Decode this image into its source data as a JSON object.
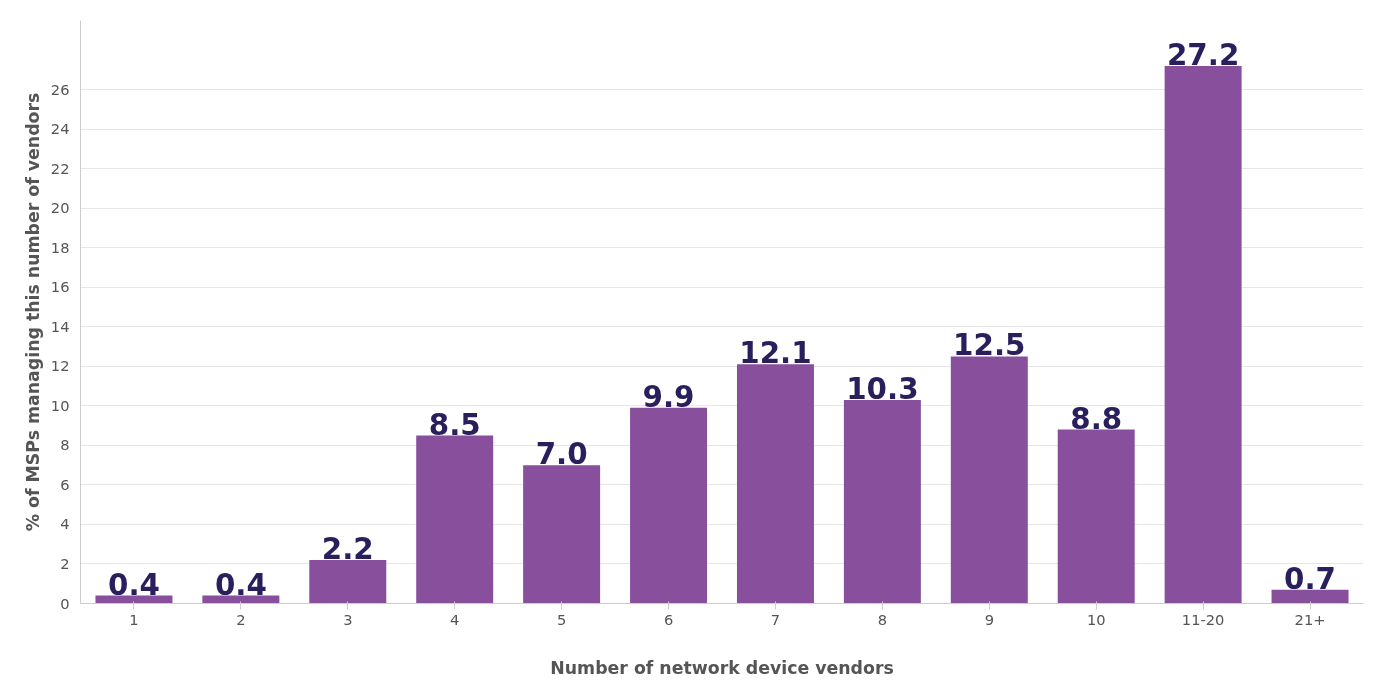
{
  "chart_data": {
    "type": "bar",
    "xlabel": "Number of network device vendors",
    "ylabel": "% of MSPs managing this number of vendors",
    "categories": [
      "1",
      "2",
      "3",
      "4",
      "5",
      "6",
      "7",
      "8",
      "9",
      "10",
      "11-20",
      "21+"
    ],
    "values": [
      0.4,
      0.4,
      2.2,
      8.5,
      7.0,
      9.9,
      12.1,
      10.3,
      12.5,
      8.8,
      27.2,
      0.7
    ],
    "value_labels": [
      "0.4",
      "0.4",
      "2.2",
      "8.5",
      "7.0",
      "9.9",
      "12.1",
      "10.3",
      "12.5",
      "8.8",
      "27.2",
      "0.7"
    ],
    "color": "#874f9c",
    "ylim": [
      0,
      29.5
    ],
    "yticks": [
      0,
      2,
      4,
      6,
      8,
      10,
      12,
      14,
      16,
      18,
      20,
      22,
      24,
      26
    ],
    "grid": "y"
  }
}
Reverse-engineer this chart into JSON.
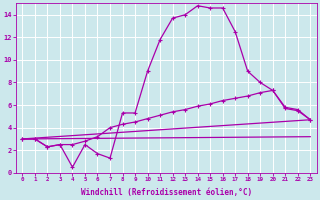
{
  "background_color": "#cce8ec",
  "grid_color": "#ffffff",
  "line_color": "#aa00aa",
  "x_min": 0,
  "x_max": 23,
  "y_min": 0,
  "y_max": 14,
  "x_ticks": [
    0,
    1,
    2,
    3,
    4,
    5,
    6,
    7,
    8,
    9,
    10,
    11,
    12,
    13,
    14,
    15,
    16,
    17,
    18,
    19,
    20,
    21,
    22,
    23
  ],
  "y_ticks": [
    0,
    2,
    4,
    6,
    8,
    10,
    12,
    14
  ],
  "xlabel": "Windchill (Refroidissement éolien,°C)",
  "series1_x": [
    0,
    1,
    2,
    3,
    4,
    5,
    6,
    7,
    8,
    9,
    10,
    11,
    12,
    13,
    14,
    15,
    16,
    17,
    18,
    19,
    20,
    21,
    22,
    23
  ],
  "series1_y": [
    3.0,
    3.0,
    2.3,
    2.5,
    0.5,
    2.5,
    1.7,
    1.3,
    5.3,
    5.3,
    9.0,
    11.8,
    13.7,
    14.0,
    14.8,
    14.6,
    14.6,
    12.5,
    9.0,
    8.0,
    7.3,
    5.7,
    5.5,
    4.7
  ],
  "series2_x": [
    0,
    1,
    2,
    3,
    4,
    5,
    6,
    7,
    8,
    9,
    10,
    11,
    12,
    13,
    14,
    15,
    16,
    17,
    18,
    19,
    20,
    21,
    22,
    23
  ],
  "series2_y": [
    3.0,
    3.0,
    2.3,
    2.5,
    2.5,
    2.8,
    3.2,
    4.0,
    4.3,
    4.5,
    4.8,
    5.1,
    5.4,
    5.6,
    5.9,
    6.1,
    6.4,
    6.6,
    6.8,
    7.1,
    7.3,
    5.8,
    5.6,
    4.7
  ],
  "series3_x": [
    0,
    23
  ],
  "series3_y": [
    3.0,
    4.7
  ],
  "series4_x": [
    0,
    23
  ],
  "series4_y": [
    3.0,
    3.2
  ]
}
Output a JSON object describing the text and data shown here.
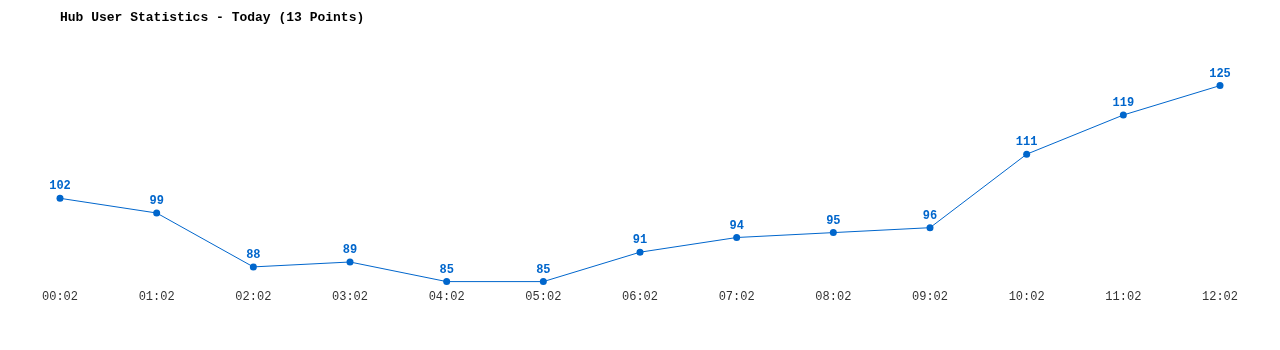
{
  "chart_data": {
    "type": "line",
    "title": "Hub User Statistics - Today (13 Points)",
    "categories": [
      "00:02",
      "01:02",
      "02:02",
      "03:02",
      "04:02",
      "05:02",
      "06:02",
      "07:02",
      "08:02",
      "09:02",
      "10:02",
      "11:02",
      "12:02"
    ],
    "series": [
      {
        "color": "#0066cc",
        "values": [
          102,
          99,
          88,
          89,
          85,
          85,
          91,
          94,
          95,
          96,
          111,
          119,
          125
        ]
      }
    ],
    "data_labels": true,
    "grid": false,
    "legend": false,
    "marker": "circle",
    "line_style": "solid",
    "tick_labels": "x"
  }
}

————

Output the data exactly. Pictures don't belong in the result.

Decode this image into its source data as a JSON object.
{
  "chart_data": {
    "type": "bar",
    "xlabel": "Number of network device vendors",
    "ylabel": "% of MSPs managing this number of vendors",
    "categories": [
      "1",
      "2",
      "3",
      "4",
      "5",
      "6",
      "7",
      "8",
      "9",
      "10",
      "11-20",
      "21+"
    ],
    "values": [
      0.4,
      0.4,
      2.2,
      8.5,
      7.0,
      9.9,
      12.1,
      10.3,
      12.5,
      8.8,
      27.2,
      0.7
    ],
    "value_labels": [
      "0.4",
      "0.4",
      "2.2",
      "8.5",
      "7.0",
      "9.9",
      "12.1",
      "10.3",
      "12.5",
      "8.8",
      "27.2",
      "0.7"
    ],
    "color": "#874f9c",
    "ylim": [
      0,
      29.5
    ],
    "yticks": [
      0,
      2,
      4,
      6,
      8,
      10,
      12,
      14,
      16,
      18,
      20,
      22,
      24,
      26
    ],
    "grid": "y"
  }
}
Reverse-engineer this chart into JSON.
{
  "background_color": "#cce8ec",
  "grid_color": "#ffffff",
  "line_color": "#aa00aa",
  "x_min": 0,
  "x_max": 23,
  "y_min": 0,
  "y_max": 14,
  "x_ticks": [
    0,
    1,
    2,
    3,
    4,
    5,
    6,
    7,
    8,
    9,
    10,
    11,
    12,
    13,
    14,
    15,
    16,
    17,
    18,
    19,
    20,
    21,
    22,
    23
  ],
  "y_ticks": [
    0,
    2,
    4,
    6,
    8,
    10,
    12,
    14
  ],
  "xlabel": "Windchill (Refroidissement éolien,°C)",
  "series1_x": [
    0,
    1,
    2,
    3,
    4,
    5,
    6,
    7,
    8,
    9,
    10,
    11,
    12,
    13,
    14,
    15,
    16,
    17,
    18,
    19,
    20,
    21,
    22,
    23
  ],
  "series1_y": [
    3.0,
    3.0,
    2.3,
    2.5,
    0.5,
    2.5,
    1.7,
    1.3,
    5.3,
    5.3,
    9.0,
    11.8,
    13.7,
    14.0,
    14.8,
    14.6,
    14.6,
    12.5,
    9.0,
    8.0,
    7.3,
    5.7,
    5.5,
    4.7
  ],
  "series2_x": [
    0,
    1,
    2,
    3,
    4,
    5,
    6,
    7,
    8,
    9,
    10,
    11,
    12,
    13,
    14,
    15,
    16,
    17,
    18,
    19,
    20,
    21,
    22,
    23
  ],
  "series2_y": [
    3.0,
    3.0,
    2.3,
    2.5,
    2.5,
    2.8,
    3.2,
    4.0,
    4.3,
    4.5,
    4.8,
    5.1,
    5.4,
    5.6,
    5.9,
    6.1,
    6.4,
    6.6,
    6.8,
    7.1,
    7.3,
    5.8,
    5.6,
    4.7
  ],
  "series3_x": [
    0,
    23
  ],
  "series3_y": [
    3.0,
    4.7
  ],
  "series4_x": [
    0,
    23
  ],
  "series4_y": [
    3.0,
    3.2
  ]
}
Output a JSON object describing the text and data shown here.
{
  "chart_data": {
    "type": "line",
    "title": "Hub User Statistics - Today (13 Points)",
    "categories": [
      "00:02",
      "01:02",
      "02:02",
      "03:02",
      "04:02",
      "05:02",
      "06:02",
      "07:02",
      "08:02",
      "09:02",
      "10:02",
      "11:02",
      "12:02"
    ],
    "series": [
      {
        "color": "#0066cc",
        "values": [
          102,
          99,
          88,
          89,
          85,
          85,
          91,
          94,
          95,
          96,
          111,
          119,
          125
        ]
      }
    ],
    "data_labels": true,
    "grid": false,
    "legend": false,
    "marker": "circle",
    "line_style": "solid",
    "tick_labels": "x"
  }
}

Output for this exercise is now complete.